Wherever a line holds the word "Average", copy that line out.

* begin *

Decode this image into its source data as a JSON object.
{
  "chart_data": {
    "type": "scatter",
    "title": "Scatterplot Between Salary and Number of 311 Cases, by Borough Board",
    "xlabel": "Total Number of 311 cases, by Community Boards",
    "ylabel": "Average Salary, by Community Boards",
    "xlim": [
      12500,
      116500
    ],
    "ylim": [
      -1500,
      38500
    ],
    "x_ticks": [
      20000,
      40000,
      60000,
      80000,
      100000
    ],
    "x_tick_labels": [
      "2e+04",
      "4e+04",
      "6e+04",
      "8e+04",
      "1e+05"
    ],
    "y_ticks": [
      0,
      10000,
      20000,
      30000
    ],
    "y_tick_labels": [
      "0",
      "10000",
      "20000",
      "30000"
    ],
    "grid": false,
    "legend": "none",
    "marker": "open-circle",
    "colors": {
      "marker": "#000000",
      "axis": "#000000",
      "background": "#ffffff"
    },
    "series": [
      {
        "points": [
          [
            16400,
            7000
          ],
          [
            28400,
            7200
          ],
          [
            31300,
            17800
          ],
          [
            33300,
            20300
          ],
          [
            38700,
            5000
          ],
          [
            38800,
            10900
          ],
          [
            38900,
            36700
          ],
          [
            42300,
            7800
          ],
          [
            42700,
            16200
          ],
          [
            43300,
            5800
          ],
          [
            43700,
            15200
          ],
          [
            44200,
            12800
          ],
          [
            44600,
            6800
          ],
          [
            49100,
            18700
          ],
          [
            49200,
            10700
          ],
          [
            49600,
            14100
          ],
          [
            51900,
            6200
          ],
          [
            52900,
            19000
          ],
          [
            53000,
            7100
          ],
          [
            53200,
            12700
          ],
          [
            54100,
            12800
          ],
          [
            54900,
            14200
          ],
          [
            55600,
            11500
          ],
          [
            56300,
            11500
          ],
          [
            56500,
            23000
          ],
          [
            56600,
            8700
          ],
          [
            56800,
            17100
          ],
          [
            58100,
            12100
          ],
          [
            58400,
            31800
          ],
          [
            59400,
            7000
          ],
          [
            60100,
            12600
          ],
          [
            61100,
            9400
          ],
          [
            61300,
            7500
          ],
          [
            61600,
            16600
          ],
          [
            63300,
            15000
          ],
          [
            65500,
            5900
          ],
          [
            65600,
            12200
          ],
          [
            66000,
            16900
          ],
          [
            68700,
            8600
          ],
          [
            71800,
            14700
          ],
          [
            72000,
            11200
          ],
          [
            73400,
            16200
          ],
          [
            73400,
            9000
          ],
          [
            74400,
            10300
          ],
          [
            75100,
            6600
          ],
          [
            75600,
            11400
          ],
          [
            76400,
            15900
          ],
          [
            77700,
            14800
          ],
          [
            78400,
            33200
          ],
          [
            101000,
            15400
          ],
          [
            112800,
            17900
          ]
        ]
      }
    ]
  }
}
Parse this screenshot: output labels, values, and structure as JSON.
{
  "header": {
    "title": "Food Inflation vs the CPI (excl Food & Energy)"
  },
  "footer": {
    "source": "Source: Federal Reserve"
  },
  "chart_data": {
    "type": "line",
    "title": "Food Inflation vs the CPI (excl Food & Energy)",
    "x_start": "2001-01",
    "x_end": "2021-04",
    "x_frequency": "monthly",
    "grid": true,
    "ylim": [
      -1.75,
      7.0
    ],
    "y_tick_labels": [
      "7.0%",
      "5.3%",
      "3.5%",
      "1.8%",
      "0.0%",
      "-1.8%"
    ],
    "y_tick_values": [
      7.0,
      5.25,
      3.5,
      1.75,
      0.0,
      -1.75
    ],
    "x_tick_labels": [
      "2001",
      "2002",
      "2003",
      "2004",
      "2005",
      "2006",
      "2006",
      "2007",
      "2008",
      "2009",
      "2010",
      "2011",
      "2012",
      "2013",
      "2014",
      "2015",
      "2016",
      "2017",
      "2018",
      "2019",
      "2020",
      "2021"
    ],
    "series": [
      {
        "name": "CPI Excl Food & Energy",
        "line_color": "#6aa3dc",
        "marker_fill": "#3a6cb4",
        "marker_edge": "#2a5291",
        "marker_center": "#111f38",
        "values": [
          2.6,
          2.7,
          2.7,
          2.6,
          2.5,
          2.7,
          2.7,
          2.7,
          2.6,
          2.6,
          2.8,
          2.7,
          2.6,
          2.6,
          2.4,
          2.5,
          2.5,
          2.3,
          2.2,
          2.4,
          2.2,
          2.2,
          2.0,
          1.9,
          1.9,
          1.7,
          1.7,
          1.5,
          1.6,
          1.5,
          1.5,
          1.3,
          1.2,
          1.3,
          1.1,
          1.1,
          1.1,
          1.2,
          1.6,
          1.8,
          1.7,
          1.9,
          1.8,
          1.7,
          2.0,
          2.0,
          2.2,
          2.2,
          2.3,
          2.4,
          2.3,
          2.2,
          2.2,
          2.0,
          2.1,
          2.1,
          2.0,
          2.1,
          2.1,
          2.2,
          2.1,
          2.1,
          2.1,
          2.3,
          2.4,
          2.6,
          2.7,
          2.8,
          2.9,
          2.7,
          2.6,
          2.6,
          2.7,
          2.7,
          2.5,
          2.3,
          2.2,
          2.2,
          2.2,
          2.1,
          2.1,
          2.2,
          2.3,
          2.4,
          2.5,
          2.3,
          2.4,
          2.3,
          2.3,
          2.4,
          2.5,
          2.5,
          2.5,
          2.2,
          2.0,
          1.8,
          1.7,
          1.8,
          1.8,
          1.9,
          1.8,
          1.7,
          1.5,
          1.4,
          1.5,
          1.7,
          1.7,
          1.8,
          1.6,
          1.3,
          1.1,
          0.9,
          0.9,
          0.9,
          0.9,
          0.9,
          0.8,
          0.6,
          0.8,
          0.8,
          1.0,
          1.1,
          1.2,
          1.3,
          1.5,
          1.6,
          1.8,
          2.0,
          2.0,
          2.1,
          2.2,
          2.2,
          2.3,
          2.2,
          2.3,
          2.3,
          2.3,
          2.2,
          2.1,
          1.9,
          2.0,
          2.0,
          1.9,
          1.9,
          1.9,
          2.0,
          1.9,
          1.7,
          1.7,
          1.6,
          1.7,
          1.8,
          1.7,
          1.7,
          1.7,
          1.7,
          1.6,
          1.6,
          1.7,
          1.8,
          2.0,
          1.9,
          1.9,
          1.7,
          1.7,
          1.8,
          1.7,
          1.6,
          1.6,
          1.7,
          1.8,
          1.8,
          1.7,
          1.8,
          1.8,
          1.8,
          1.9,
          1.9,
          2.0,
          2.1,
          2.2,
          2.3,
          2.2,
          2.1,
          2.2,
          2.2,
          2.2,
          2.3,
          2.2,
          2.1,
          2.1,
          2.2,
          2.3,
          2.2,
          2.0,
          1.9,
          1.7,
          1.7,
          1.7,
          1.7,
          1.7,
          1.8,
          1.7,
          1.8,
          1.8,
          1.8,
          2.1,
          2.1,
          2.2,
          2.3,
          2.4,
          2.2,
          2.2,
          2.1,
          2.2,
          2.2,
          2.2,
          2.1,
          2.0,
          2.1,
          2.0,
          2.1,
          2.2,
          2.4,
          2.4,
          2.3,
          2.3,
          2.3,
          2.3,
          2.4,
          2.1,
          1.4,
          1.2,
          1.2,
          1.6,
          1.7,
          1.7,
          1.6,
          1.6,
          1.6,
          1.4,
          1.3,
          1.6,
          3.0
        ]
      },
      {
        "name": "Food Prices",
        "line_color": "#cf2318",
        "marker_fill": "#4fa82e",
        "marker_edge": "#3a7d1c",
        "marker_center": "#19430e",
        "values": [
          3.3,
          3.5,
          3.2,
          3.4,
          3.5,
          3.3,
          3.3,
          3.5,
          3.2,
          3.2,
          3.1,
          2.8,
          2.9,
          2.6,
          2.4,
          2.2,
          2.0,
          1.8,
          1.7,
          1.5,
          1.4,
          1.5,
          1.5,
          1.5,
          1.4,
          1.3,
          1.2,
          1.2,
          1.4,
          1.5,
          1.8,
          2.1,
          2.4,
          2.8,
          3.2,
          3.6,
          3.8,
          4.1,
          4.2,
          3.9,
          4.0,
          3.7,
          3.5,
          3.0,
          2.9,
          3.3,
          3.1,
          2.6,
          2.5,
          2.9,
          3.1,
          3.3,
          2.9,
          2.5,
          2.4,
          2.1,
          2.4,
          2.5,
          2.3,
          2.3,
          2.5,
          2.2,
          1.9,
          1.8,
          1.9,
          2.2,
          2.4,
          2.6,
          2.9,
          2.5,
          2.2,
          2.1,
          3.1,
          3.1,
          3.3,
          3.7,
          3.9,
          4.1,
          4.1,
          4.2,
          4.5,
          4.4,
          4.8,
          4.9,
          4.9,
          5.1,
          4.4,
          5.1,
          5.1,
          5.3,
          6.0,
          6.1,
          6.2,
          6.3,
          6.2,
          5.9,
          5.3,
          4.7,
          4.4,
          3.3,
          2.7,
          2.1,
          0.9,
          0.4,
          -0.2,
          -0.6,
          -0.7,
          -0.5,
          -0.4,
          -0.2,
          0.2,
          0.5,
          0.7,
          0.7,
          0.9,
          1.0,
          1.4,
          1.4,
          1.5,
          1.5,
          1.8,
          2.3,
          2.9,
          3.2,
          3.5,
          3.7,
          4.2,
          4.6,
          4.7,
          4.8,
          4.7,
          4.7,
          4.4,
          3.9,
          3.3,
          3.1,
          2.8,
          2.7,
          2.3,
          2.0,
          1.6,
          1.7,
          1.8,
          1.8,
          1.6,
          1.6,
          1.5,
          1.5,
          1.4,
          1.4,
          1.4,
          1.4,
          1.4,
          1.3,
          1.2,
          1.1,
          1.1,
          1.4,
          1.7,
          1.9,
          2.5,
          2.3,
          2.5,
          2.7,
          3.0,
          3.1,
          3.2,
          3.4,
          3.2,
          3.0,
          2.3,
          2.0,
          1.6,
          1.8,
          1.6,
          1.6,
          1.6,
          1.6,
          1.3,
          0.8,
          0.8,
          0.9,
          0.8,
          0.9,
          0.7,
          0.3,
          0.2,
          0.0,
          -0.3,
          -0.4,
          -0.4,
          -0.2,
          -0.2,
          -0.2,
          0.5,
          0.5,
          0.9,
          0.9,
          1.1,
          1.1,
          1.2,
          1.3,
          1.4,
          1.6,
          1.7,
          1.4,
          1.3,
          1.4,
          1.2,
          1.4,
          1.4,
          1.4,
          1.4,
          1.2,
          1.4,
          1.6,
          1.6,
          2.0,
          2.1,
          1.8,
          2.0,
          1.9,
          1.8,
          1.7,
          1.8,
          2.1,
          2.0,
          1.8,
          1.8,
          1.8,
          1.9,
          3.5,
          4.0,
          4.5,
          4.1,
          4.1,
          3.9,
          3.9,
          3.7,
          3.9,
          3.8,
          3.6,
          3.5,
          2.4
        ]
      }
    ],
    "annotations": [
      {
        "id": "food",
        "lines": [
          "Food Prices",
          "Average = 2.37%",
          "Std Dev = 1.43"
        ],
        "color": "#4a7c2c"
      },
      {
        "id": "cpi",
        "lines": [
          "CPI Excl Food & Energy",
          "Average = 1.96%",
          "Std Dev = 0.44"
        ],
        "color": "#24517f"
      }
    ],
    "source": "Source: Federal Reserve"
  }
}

* end *

Answer for this exercise:
    "ylabel": "Average Salary, by Community Boards",
          "Average = 2.37%",
          "Average = 1.96%",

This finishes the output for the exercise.